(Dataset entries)
##########
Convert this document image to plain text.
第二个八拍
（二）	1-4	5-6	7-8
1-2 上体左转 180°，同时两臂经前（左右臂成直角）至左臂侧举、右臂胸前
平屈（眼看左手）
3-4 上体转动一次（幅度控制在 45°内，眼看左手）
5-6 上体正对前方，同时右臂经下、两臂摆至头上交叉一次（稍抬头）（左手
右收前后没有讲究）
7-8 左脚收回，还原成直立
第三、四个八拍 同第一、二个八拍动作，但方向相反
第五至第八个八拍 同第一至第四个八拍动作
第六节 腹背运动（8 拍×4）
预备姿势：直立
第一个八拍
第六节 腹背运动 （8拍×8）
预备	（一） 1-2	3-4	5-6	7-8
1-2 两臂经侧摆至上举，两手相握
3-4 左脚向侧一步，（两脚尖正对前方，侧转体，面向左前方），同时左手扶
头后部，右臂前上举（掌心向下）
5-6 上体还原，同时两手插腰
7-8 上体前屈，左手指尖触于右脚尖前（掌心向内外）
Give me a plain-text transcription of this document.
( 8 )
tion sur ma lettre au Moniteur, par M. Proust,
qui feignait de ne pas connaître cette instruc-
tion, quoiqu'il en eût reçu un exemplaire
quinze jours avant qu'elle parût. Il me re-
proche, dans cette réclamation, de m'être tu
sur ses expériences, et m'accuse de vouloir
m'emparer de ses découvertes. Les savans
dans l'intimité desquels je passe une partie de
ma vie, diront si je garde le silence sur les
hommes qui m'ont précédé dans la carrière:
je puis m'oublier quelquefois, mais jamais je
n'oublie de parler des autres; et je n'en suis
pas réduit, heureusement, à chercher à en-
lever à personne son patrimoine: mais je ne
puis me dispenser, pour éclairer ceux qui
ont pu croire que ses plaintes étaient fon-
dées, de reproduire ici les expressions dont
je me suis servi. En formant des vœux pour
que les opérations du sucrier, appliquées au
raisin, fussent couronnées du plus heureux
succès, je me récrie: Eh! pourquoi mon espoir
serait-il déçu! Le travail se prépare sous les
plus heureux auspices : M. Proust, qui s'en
##########
Given instruction
Restate the whole of the material exactly.

Solved exercise
Convert this document image to plain text.
第二个八拍
（二）	1-4	5-6	7-8
1-2 上体左转 180°，同时两臂经前（左右臂成直角）至左臂侧举、右臂胸前
平屈（眼看左手）
3-4 上体转动一次（幅度控制在 45°内，眼看左手）
5-6 上体正对前方，同时右臂经下、两臂摆至头上交叉一次（稍抬头）（左手
右收前后没有讲究）
7-8 左脚收回，还原成直立
第三、四个八拍 同第一、二个八拍动作，但方向相反
第五至第八个八拍 同第一至第四个八拍动作
第六节 腹背运动（8 拍×4）
预备姿势：直立
第一个八拍
第六节 腹背运动 （8拍×8）
预备	（一） 1-2	3-4	5-6	7-8
1-2 两臂经侧摆至上举，两手相握
3-4 左脚向侧一步，（两脚尖正对前方，侧转体，面向左前方），同时左手扶
头后部，右臂前上举（掌心向下）
5-6 上体还原，同时两手插腰
7-8 上体前屈，左手指尖触于右脚尖前（掌心向内外）
Give me a plain-text transcription of this document.
( 8 )
tion sur ma lettre au Moniteur, par M. Proust,
qui feignait de ne pas connaître cette instruc-
tion, quoiqu'il en eût reçu un exemplaire
quinze jours avant qu'elle parût. Il me re-
proche, dans cette réclamation, de m'être tu
sur ses expériences, et m'accuse de vouloir
m'emparer de ses découvertes. Les savans
dans l'intimité desquels je passe une partie de
ma vie, diront si je garde le silence sur les
hommes qui m'ont précédé dans la carrière:
je puis m'oublier quelquefois, mais jamais je
n'oublie de parler des autres; et je n'en suis
pas réduit, heureusement, à chercher à en-
lever à personne son patrimoine: mais je ne
puis me dispenser, pour éclairer ceux qui
ont pu croire que ses plaintes étaient fon-
dées, de reproduire ici les expressions dont
je me suis servi. En formant des vœux pour
que les opérations du sucrier, appliquées au
raisin, fussent couronnées du plus heureux
succès, je me récrie: Eh! pourquoi mon espoir
serait-il déçu! Le travail se prépare sous les
plus heureux auspices : M. Proust, qui s'en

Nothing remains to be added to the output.